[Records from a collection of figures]
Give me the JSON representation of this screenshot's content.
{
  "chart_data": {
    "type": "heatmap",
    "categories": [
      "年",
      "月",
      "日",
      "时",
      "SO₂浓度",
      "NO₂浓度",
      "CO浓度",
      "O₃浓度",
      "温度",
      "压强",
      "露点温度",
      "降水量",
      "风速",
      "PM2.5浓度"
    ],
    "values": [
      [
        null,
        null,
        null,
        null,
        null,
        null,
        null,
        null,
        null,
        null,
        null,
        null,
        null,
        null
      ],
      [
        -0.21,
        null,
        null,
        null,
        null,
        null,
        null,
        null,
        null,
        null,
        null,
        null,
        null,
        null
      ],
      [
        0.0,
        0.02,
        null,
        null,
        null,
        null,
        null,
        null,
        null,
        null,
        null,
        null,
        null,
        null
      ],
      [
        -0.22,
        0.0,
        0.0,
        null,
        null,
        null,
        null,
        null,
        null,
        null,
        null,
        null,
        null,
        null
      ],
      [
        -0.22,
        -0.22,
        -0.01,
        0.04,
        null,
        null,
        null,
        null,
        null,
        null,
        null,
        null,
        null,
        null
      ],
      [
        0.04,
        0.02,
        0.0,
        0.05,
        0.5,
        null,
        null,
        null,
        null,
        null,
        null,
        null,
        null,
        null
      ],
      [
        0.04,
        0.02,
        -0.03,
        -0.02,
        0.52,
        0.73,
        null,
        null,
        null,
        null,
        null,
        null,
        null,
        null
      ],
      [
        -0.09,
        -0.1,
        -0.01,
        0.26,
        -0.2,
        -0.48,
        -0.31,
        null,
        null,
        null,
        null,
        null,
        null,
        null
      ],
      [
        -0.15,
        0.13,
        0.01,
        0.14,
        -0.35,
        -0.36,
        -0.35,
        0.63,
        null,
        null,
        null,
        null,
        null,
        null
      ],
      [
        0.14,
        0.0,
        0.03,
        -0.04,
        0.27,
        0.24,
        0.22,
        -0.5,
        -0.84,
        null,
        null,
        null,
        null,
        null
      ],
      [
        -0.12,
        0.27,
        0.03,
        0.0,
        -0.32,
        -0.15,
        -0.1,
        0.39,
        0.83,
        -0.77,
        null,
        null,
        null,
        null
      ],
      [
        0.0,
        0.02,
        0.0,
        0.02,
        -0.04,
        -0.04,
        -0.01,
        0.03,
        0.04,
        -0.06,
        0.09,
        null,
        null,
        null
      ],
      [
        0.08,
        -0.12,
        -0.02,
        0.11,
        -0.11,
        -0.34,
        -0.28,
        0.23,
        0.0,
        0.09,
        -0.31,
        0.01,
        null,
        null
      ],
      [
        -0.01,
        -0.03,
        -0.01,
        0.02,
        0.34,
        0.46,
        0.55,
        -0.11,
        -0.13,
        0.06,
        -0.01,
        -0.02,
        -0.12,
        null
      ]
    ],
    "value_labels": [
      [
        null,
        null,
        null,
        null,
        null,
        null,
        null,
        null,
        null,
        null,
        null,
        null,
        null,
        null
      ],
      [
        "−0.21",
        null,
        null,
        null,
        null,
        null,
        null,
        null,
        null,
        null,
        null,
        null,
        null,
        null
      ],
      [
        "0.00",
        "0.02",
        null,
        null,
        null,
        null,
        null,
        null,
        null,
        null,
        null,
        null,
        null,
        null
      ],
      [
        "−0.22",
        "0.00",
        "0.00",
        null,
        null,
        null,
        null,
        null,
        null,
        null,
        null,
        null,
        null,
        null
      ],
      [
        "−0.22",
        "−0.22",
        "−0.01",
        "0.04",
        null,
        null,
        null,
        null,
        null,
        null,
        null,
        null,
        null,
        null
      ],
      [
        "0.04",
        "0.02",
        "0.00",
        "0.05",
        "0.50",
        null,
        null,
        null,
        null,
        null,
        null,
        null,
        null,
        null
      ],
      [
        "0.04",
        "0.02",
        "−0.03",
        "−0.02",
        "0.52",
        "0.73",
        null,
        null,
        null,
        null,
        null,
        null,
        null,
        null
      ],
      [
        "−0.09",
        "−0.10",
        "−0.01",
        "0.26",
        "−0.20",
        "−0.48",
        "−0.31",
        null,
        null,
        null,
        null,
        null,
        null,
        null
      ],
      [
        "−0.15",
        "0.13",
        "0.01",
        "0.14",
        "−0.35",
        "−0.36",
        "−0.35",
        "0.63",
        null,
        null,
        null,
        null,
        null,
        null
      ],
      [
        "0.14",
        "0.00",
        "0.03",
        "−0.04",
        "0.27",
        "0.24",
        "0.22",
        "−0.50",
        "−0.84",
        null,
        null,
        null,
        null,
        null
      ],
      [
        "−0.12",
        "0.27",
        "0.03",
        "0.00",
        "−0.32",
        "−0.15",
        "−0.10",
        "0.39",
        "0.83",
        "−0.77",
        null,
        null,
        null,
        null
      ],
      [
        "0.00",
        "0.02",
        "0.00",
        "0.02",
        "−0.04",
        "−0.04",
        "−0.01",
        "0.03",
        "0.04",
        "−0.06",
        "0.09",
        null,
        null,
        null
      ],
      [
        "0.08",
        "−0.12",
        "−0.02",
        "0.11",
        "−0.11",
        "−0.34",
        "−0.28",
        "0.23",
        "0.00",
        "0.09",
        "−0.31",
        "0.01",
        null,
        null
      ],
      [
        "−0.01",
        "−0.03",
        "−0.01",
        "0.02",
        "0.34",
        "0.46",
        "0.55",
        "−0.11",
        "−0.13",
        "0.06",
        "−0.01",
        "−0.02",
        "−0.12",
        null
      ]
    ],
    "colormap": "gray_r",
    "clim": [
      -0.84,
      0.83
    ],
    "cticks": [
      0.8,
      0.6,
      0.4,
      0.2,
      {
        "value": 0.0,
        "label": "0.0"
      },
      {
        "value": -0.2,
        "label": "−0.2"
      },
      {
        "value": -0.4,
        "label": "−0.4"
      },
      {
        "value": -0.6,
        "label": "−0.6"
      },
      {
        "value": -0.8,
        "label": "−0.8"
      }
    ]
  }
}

Written instruction =>
Restate the listing in full, word for word.

The result =>
Give me the JSON representation of this screenshot's content.
{
  "chart_data": {
    "type": "heatmap",
    "categories": [
      "年",
      "月",
      "日",
      "时",
      "SO₂浓度",
      "NO₂浓度",
      "CO浓度",
      "O₃浓度",
      "温度",
      "压强",
      "露点温度",
      "降水量",
      "风速",
      "PM2.5浓度"
    ],
    "values": [
      [
        null,
        null,
        null,
        null,
        null,
        null,
        null,
        null,
        null,
        null,
        null,
        null,
        null,
        null
      ],
      [
        -0.21,
        null,
        null,
        null,
        null,
        null,
        null,
        null,
        null,
        null,
        null,
        null,
        null,
        null
      ],
      [
        0.0,
        0.02,
        null,
        null,
        null,
        null,
        null,
        null,
        null,
        null,
        null,
        null,
        null,
        null
      ],
      [
        -0.22,
        0.0,
        0.0,
        null,
        null,
        null,
        null,
        null,
        null,
        null,
        null,
        null,
        null,
        null
      ],
      [
        -0.22,
        -0.22,
        -0.01,
        0.04,
        null,
        null,
        null,
        null,
        null,
        null,
        null,
        null,
        null,
        null
      ],
      [
        0.04,
        0.02,
        0.0,
        0.05,
        0.5,
        null,
        null,
        null,
        null,
        null,
        null,
        null,
        null,
        null
      ],
      [
        0.04,
        0.02,
        -0.03,
        -0.02,
        0.52,
        0.73,
        null,
        null,
        null,
        null,
        null,
        null,
        null,
        null
      ],
      [
        -0.09,
        -0.1,
        -0.01,
        0.26,
        -0.2,
        -0.48,
        -0.31,
        null,
        null,
        null,
        null,
        null,
        null,
        null
      ],
      [
        -0.15,
        0.13,
        0.01,
        0.14,
        -0.35,
        -0.36,
        -0.35,
        0.63,
        null,
        null,
        null,
        null,
        null,
        null
      ],
      [
        0.14,
        0.0,
        0.03,
        -0.04,
        0.27,
        0.24,
        0.22,
        -0.5,
        -0.84,
        null,
        null,
        null,
        null,
        null
      ],
      [
        -0.12,
        0.27,
        0.03,
        0.0,
        -0.32,
        -0.15,
        -0.1,
        0.39,
        0.83,
        -0.77,
        null,
        null,
        null,
        null
      ],
      [
        0.0,
        0.02,
        0.0,
        0.02,
        -0.04,
        -0.04,
        -0.01,
        0.03,
        0.04,
        -0.06,
        0.09,
        null,
        null,
        null
      ],
      [
        0.08,
        -0.12,
        -0.02,
        0.11,
        -0.11,
        -0.34,
        -0.28,
        0.23,
        0.0,
        0.09,
        -0.31,
        0.01,
        null,
        null
      ],
      [
        -0.01,
        -0.03,
        -0.01,
        0.02,
        0.34,
        0.46,
        0.55,
        -0.11,
        -0.13,
        0.06,
        -0.01,
        -0.02,
        -0.12,
        null
      ]
    ],
    "value_labels": [
      [
        null,
        null,
        null,
        null,
        null,
        null,
        null,
        null,
        null,
        null,
        null,
        null,
        null,
        null
      ],
      [
        "−0.21",
        null,
        null,
        null,
        null,
        null,
        null,
        null,
        null,
        null,
        null,
        null,
        null,
        null
      ],
      [
        "0.00",
        "0.02",
        null,
        null,
        null,
        null,
        null,
        null,
        null,
        null,
        null,
        null,
        null,
        null
      ],
      [
        "−0.22",
        "0.00",
        "0.00",
        null,
        null,
        null,
        null,
        null,
        null,
        null,
        null,
        null,
        null,
        null
      ],
      [
        "−0.22",
        "−0.22",
        "−0.01",
        "0.04",
        null,
        null,
        null,
        null,
        null,
        null,
        null,
        null,
        null,
        null
      ],
      [
        "0.04",
        "0.02",
        "0.00",
        "0.05",
        "0.50",
        null,
        null,
        null,
        null,
        null,
        null,
        null,
        null,
        null
      ],
      [
        "0.04",
        "0.02",
        "−0.03",
        "−0.02",
        "0.52",
        "0.73",
        null,
        null,
        null,
        null,
        null,
        null,
        null,
        null
      ],
      [
        "−0.09",
        "−0.10",
        "−0.01",
        "0.26",
        "−0.20",
        "−0.48",
        "−0.31",
        null,
        null,
        null,
        null,
        null,
        null,
        null
      ],
      [
        "−0.15",
        "0.13",
        "0.01",
        "0.14",
        "−0.35",
        "−0.36",
        "−0.35",
        "0.63",
        null,
        null,
        null,
        null,
        null,
        null
      ],
      [
        "0.14",
        "0.00",
        "0.03",
        "−0.04",
        "0.27",
        "0.24",
        "0.22",
        "−0.50",
        "−0.84",
        null,
        null,
        null,
        null,
        null
      ],
      [
        "−0.12",
        "0.27",
        "0.03",
        "0.00",
        "−0.32",
        "−0.15",
        "−0.10",
        "0.39",
        "0.83",
        "−0.77",
        null,
        null,
        null,
        null
      ],
      [
        "0.00",
        "0.02",
        "0.00",
        "0.02",
        "−0.04",
        "−0.04",
        "−0.01",
        "0.03",
        "0.04",
        "−0.06",
        "0.09",
        null,
        null,
        null
      ],
      [
        "0.08",
        "−0.12",
        "−0.02",
        "0.11",
        "−0.11",
        "−0.34",
        "−0.28",
        "0.23",
        "0.00",
        "0.09",
        "−0.31",
        "0.01",
        null,
        null
      ],
      [
        "−0.01",
        "−0.03",
        "−0.01",
        "0.02",
        "0.34",
        "0.46",
        "0.55",
        "−0.11",
        "−0.13",
        "0.06",
        "−0.01",
        "−0.02",
        "−0.12",
        null
      ]
    ],
    "colormap": "gray_r",
    "clim": [
      -0.84,
      0.83
    ],
    "cticks": [
      0.8,
      0.6,
      0.4,
      0.2,
      {
        "value": 0.0,
        "label": "0.0"
      },
      {
        "value": -0.2,
        "label": "−0.2"
      },
      {
        "value": -0.4,
        "label": "−0.4"
      },
      {
        "value": -0.6,
        "label": "−0.6"
      },
      {
        "value": -0.8,
        "label": "−0.8"
      }
    ]
  }
}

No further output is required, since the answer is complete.